(Collected data entries)
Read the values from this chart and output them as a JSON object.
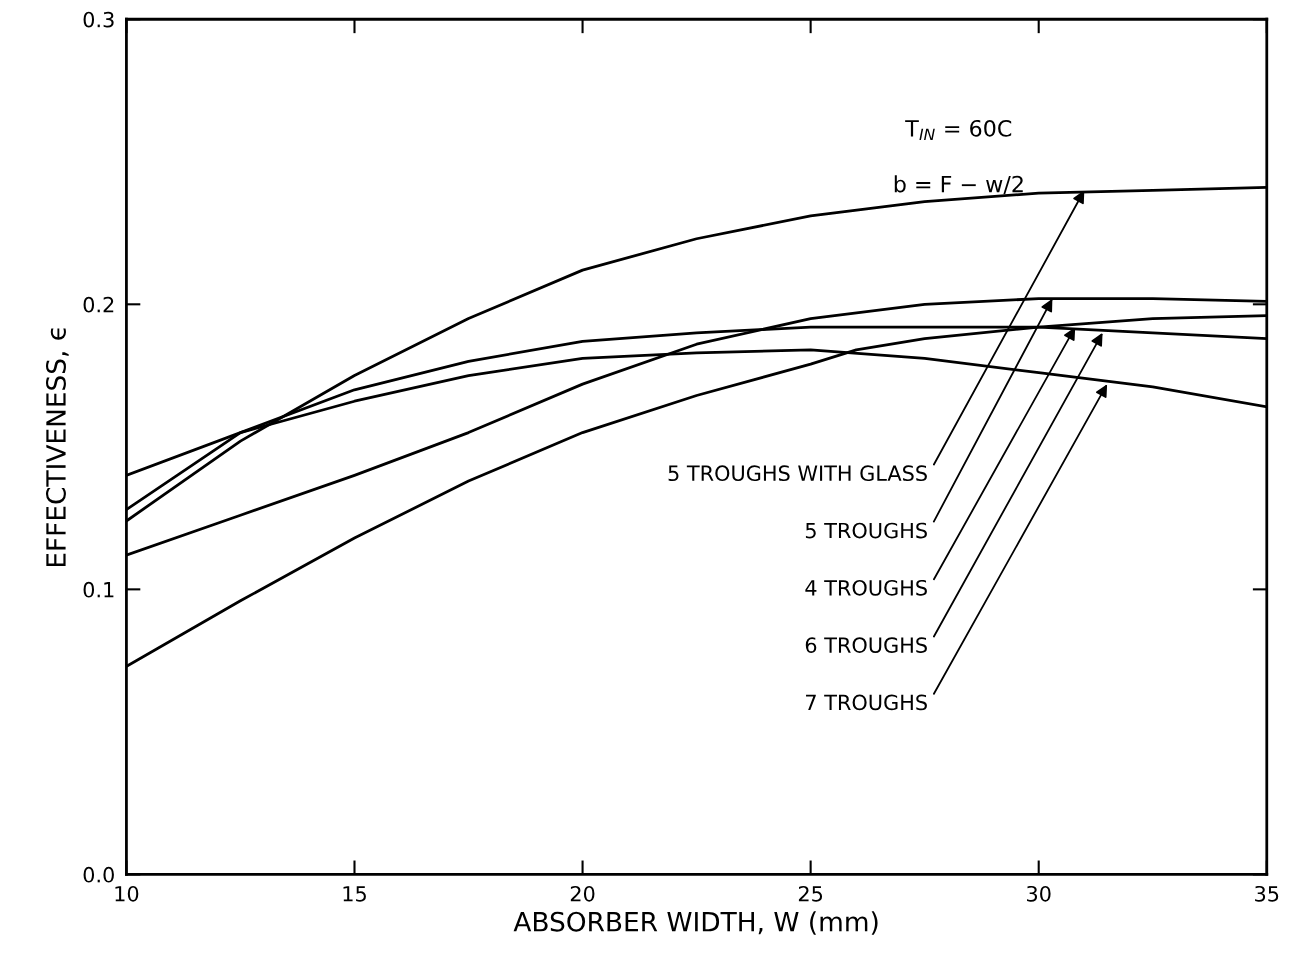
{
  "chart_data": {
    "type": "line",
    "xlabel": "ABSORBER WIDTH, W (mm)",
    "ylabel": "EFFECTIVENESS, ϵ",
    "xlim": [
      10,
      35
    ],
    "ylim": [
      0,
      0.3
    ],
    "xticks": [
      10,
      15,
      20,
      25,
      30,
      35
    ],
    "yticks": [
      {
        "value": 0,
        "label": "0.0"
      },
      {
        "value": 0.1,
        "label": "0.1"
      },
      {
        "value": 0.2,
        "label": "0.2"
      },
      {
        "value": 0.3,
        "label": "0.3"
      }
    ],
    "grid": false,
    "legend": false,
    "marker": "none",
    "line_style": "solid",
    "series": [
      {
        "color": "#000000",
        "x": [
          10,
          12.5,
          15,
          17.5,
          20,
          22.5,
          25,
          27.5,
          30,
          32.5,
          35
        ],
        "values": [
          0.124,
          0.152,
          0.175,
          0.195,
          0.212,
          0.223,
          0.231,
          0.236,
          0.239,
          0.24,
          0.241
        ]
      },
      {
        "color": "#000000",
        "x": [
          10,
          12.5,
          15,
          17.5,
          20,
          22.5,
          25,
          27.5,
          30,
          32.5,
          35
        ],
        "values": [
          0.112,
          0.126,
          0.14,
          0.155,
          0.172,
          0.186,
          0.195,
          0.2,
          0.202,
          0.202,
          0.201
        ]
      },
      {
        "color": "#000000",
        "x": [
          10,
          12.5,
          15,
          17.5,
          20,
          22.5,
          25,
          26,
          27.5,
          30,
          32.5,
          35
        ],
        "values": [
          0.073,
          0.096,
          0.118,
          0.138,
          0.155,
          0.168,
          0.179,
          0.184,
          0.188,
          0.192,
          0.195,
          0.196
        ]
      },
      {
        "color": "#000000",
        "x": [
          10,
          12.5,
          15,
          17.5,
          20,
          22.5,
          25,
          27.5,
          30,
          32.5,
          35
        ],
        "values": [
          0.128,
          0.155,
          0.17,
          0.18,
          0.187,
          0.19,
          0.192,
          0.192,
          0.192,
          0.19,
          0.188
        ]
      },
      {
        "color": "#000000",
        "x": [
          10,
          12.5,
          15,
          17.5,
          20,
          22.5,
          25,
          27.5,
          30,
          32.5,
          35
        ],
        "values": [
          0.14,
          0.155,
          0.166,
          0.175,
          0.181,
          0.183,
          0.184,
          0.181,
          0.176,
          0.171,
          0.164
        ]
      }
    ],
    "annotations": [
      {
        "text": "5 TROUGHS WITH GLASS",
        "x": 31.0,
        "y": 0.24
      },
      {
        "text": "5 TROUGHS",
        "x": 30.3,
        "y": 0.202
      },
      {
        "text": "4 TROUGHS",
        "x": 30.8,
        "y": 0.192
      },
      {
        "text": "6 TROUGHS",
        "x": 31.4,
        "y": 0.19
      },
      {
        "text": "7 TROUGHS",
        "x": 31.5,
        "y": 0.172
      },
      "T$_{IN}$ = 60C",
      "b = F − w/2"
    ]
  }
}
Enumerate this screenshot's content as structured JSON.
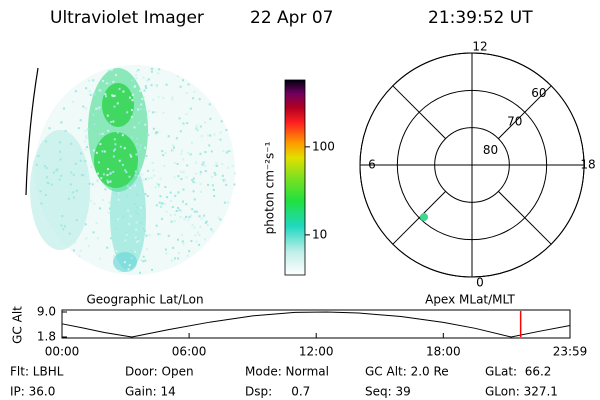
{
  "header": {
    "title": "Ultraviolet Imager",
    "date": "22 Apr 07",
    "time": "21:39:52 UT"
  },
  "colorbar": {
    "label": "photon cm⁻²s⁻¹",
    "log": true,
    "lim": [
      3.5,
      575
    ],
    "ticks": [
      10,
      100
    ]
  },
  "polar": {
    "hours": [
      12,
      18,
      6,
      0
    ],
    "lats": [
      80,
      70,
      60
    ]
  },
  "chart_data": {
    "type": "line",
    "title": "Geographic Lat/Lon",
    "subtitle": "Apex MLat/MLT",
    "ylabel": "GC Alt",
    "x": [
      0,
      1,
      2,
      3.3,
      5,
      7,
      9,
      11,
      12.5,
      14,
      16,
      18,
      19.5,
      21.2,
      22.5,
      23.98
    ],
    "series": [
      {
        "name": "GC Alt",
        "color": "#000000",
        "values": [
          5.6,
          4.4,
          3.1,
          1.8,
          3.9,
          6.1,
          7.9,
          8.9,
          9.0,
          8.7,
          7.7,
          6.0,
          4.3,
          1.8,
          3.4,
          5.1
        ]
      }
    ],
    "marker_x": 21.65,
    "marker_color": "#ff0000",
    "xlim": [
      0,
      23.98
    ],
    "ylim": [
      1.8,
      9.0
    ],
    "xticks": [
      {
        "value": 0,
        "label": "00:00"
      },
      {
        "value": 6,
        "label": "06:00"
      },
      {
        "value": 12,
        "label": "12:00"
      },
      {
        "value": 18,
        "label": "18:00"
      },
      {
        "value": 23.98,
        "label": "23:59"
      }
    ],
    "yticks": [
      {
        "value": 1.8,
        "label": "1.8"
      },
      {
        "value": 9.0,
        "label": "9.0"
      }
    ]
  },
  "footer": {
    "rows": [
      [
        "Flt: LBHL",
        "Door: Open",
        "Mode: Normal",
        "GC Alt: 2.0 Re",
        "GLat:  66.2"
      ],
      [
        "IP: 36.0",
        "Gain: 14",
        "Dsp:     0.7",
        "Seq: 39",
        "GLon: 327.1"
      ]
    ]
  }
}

* [EXERCISE OBJECTIVE]: Filter the records, keeping only lines that contain "TROUGHS", and show those lines.

* [ANSWER]:
        "text": "5 TROUGHS WITH GLASS",
        "text": "5 TROUGHS",
        "text": "4 TROUGHS",
        "text": "6 TROUGHS",
        "text": "7 TROUGHS",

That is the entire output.